___ ENTRIES SUPPLIED ___
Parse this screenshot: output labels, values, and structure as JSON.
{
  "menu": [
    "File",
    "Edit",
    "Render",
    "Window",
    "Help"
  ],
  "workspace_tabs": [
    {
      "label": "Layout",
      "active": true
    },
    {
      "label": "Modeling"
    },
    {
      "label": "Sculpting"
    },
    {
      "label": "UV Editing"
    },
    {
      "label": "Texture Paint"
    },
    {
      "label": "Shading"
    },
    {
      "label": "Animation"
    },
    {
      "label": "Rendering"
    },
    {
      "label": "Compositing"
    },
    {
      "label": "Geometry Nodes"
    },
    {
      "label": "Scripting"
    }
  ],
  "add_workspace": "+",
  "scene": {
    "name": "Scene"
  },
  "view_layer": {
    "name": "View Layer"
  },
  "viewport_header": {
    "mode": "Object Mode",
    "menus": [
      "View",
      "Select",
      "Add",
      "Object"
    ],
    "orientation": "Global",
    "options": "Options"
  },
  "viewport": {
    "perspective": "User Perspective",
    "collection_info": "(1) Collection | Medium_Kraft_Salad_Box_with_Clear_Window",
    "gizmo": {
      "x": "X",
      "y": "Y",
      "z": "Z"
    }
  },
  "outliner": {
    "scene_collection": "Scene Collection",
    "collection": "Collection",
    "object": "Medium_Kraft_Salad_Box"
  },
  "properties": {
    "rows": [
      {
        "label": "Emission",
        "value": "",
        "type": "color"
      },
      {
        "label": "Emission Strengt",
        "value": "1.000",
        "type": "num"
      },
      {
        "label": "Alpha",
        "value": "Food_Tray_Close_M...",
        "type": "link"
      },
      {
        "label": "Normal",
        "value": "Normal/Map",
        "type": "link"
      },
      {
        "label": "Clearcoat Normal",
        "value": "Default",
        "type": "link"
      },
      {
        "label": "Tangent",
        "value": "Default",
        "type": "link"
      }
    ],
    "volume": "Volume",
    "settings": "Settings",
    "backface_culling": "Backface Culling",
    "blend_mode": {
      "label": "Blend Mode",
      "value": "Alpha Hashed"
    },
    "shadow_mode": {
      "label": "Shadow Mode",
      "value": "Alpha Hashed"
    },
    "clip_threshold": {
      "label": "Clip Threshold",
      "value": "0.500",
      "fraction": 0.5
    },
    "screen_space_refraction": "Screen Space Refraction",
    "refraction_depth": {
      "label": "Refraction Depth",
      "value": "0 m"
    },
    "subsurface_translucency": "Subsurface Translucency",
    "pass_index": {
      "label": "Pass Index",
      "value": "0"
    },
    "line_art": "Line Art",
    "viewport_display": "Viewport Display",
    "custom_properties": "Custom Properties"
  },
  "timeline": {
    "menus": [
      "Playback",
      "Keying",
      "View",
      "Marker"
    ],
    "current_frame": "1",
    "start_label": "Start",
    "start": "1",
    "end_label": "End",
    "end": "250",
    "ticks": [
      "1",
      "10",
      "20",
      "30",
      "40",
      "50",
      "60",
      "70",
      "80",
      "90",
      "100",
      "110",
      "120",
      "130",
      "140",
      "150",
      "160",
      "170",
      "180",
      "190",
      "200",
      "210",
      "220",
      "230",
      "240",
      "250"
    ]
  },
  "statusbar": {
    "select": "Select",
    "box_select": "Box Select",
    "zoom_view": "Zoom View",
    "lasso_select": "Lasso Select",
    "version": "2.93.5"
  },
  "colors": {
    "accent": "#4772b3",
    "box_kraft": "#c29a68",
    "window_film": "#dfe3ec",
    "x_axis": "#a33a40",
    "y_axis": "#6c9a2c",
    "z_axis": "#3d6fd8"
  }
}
___
**SHORT PROBLEM:**
Reproduce the entire listing word for word.

**SOLUTION TO THE EXERCISE:**
Parse this screenshot: output labels, values, and structure as JSON.
{
  "menu": [
    "File",
    "Edit",
    "Render",
    "Window",
    "Help"
  ],
  "workspace_tabs": [
    {
      "label": "Layout",
      "active": true
    },
    {
      "label": "Modeling"
    },
    {
      "label": "Sculpting"
    },
    {
      "label": "UV Editing"
    },
    {
      "label": "Texture Paint"
    },
    {
      "label": "Shading"
    },
    {
      "label": "Animation"
    },
    {
      "label": "Rendering"
    },
    {
      "label": "Compositing"
    },
    {
      "label": "Geometry Nodes"
    },
    {
      "label": "Scripting"
    }
  ],
  "add_workspace": "+",
  "scene": {
    "name": "Scene"
  },
  "view_layer": {
    "name": "View Layer"
  },
  "viewport_header": {
    "mode": "Object Mode",
    "menus": [
      "View",
      "Select",
      "Add",
      "Object"
    ],
    "orientation": "Global",
    "options": "Options"
  },
  "viewport": {
    "perspective": "User Perspective",
    "collection_info": "(1) Collection | Medium_Kraft_Salad_Box_with_Clear_Window",
    "gizmo": {
      "x": "X",
      "y": "Y",
      "z": "Z"
    }
  },
  "outliner": {
    "scene_collection": "Scene Collection",
    "collection": "Collection",
    "object": "Medium_Kraft_Salad_Box"
  },
  "properties": {
    "rows": [
      {
        "label": "Emission",
        "value": "",
        "type": "color"
      },
      {
        "label": "Emission Strengt",
        "value": "1.000",
        "type": "num"
      },
      {
        "label": "Alpha",
        "value": "Food_Tray_Close_M...",
        "type": "link"
      },
      {
        "label": "Normal",
        "value": "Normal/Map",
        "type": "link"
      },
      {
        "label": "Clearcoat Normal",
        "value": "Default",
        "type": "link"
      },
      {
        "label": "Tangent",
        "value": "Default",
        "type": "link"
      }
    ],
    "volume": "Volume",
    "settings": "Settings",
    "backface_culling": "Backface Culling",
    "blend_mode": {
      "label": "Blend Mode",
      "value": "Alpha Hashed"
    },
    "shadow_mode": {
      "label": "Shadow Mode",
      "value": "Alpha Hashed"
    },
    "clip_threshold": {
      "label": "Clip Threshold",
      "value": "0.500",
      "fraction": 0.5
    },
    "screen_space_refraction": "Screen Space Refraction",
    "refraction_depth": {
      "label": "Refraction Depth",
      "value": "0 m"
    },
    "subsurface_translucency": "Subsurface Translucency",
    "pass_index": {
      "label": "Pass Index",
      "value": "0"
    },
    "line_art": "Line Art",
    "viewport_display": "Viewport Display",
    "custom_properties": "Custom Properties"
  },
  "timeline": {
    "menus": [
      "Playback",
      "Keying",
      "View",
      "Marker"
    ],
    "current_frame": "1",
    "start_label": "Start",
    "start": "1",
    "end_label": "End",
    "end": "250",
    "ticks": [
      "1",
      "10",
      "20",
      "30",
      "40",
      "50",
      "60",
      "70",
      "80",
      "90",
      "100",
      "110",
      "120",
      "130",
      "140",
      "150",
      "160",
      "170",
      "180",
      "190",
      "200",
      "210",
      "220",
      "230",
      "240",
      "250"
    ]
  },
  "statusbar": {
    "select": "Select",
    "box_select": "Box Select",
    "zoom_view": "Zoom View",
    "lasso_select": "Lasso Select",
    "version": "2.93.5"
  },
  "colors": {
    "accent": "#4772b3",
    "box_kraft": "#c29a68",
    "window_film": "#dfe3ec",
    "x_axis": "#a33a40",
    "y_axis": "#6c9a2c",
    "z_axis": "#3d6fd8"
  }
}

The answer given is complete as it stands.